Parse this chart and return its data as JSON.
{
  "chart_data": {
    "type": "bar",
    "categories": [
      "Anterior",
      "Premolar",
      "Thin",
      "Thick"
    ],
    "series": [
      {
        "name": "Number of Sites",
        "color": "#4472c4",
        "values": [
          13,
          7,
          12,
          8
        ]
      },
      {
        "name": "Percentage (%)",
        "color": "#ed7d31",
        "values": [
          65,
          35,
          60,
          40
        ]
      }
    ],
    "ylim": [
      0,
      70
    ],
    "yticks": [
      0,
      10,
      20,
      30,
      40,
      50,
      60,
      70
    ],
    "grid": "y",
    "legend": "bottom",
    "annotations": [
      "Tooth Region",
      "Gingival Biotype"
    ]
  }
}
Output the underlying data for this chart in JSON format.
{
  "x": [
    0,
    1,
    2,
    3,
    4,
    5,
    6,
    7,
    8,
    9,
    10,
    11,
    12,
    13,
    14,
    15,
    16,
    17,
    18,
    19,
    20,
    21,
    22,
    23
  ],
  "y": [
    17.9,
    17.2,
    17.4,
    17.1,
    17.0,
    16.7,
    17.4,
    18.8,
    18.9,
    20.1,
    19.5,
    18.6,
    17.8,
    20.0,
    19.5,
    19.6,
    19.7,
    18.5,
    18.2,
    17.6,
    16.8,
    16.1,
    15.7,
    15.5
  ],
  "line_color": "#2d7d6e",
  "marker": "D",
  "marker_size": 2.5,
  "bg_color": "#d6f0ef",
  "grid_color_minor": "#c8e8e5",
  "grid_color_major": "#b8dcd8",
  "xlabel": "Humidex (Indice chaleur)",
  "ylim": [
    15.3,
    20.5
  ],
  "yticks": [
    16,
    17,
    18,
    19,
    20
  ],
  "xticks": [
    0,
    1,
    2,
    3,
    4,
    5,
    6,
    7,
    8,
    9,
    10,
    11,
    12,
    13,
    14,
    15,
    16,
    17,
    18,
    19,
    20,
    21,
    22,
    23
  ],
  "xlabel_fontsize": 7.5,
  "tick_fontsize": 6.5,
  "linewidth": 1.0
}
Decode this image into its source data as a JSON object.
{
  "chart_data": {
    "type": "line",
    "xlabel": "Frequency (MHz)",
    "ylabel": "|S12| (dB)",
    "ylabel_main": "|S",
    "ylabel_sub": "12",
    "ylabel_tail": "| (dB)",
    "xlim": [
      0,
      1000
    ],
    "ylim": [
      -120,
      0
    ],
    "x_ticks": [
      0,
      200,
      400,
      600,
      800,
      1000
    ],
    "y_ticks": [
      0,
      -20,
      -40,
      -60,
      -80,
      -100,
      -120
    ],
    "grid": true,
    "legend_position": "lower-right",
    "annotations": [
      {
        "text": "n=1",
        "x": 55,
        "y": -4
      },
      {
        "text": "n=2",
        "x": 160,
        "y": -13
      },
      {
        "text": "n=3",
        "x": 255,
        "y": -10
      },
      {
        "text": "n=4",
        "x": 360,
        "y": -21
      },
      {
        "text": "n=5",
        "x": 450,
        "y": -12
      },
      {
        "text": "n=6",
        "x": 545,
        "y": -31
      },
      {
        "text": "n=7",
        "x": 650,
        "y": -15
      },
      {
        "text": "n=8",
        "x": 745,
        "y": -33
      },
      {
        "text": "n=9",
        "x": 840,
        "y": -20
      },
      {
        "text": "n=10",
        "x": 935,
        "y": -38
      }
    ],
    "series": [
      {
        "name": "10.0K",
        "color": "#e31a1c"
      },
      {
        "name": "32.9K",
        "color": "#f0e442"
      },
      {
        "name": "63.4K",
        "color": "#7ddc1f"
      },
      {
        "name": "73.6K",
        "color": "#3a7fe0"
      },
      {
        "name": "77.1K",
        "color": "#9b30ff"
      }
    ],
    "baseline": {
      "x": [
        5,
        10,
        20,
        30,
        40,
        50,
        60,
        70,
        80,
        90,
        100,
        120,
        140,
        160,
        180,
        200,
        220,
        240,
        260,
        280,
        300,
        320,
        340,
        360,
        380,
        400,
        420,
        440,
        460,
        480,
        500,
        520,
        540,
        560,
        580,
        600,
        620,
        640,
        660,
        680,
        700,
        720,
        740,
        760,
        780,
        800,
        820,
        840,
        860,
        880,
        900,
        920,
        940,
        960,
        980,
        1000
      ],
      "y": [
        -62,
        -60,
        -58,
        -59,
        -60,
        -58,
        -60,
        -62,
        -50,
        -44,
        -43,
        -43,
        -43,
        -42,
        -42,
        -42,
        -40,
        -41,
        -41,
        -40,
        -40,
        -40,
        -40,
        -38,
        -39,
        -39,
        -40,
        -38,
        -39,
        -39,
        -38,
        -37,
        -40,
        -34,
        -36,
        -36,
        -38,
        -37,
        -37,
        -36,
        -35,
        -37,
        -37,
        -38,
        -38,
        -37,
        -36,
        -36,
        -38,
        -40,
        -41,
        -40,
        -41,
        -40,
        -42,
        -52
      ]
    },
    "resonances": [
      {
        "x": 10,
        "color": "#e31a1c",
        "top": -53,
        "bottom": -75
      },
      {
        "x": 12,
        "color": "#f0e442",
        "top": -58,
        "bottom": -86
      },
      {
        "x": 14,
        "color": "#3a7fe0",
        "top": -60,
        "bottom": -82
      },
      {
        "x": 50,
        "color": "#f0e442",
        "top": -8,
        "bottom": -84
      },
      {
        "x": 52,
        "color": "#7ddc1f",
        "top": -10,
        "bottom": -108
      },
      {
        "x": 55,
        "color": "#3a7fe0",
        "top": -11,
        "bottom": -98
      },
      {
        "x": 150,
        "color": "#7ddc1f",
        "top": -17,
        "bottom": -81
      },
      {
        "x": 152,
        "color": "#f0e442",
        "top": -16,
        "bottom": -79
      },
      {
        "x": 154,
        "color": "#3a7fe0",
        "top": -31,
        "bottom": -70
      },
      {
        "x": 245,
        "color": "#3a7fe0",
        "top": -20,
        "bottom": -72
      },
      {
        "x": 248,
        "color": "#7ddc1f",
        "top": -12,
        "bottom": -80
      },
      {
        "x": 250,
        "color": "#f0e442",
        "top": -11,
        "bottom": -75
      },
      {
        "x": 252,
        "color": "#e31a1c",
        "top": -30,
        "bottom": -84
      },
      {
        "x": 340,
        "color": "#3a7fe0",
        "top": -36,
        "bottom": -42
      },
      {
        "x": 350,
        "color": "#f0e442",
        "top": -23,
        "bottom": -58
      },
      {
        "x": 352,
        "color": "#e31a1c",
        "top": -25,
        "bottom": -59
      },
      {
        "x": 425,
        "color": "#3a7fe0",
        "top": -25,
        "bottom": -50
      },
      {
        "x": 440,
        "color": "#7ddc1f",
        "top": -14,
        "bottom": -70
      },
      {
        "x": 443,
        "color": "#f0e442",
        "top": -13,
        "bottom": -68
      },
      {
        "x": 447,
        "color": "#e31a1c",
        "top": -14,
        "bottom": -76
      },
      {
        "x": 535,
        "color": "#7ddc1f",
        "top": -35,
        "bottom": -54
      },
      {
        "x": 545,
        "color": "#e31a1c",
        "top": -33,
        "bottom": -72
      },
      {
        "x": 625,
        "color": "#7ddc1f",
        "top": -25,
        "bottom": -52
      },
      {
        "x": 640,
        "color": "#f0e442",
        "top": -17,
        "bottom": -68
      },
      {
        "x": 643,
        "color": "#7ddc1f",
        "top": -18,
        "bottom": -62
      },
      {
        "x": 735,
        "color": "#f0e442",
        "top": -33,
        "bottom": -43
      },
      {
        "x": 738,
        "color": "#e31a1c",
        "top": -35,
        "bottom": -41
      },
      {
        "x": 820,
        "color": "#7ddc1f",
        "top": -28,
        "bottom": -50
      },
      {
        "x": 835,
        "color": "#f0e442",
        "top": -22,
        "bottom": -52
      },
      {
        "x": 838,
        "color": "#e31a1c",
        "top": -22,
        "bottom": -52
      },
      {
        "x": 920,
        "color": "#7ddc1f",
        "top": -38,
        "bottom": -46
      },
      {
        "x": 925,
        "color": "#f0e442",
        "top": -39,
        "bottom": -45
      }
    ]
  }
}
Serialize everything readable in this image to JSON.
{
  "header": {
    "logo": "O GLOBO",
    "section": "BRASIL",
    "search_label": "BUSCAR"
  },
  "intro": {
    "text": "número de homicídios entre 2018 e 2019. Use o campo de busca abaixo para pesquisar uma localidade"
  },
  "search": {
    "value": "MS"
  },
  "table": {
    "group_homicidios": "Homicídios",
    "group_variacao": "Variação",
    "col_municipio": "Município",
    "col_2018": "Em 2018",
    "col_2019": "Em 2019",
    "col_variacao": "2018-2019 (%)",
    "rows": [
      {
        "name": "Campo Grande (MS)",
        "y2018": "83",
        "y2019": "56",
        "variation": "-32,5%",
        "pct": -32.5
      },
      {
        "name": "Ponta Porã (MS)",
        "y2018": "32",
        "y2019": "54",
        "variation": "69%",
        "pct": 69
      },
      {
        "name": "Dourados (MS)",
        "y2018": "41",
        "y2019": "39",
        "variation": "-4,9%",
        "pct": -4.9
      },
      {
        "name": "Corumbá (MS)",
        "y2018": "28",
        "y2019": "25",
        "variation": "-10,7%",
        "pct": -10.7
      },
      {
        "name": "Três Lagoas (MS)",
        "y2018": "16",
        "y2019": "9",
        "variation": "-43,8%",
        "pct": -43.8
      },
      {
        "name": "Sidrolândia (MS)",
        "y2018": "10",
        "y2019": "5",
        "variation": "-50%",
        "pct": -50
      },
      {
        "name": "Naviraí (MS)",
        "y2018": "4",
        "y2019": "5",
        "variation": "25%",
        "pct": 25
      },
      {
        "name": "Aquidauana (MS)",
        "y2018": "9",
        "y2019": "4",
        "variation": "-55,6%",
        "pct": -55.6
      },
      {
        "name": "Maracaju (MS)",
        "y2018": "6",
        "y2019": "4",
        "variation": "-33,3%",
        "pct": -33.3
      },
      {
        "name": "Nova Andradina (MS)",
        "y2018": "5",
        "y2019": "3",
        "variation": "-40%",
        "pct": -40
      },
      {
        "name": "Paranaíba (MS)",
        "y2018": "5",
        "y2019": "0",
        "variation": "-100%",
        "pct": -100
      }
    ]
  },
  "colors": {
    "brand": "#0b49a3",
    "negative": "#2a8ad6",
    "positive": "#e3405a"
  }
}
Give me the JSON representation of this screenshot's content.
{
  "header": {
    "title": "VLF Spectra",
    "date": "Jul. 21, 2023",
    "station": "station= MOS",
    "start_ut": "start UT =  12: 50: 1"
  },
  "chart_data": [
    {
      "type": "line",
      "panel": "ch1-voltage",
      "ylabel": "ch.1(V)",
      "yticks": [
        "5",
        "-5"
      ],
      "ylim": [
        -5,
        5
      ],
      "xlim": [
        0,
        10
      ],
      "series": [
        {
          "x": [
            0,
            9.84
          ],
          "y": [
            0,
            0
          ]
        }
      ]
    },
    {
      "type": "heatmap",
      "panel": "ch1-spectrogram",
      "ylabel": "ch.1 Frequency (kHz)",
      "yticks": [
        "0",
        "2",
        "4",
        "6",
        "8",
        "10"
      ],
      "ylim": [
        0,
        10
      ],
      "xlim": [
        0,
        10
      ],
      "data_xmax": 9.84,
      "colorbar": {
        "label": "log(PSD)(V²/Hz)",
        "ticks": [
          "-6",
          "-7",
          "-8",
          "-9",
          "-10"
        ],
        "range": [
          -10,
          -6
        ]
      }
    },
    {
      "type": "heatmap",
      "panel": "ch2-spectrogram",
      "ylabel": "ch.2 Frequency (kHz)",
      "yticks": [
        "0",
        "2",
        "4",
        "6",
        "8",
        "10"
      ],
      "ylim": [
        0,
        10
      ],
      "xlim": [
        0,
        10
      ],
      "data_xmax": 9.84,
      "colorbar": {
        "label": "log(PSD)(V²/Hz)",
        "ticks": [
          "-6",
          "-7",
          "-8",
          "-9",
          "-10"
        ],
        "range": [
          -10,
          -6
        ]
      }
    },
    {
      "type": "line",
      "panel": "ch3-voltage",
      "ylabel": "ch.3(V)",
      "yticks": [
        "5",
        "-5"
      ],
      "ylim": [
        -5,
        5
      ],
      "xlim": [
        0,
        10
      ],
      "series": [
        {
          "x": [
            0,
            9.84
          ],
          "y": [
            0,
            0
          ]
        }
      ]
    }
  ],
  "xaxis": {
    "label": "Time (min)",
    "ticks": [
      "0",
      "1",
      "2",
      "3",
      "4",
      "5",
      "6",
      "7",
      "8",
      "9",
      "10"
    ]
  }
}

**PROBLEM STATEMENT**
Check each line of the data above for the string "JSON", then report how many lines have it, with no other words.

**ANSWER IN FULL**
5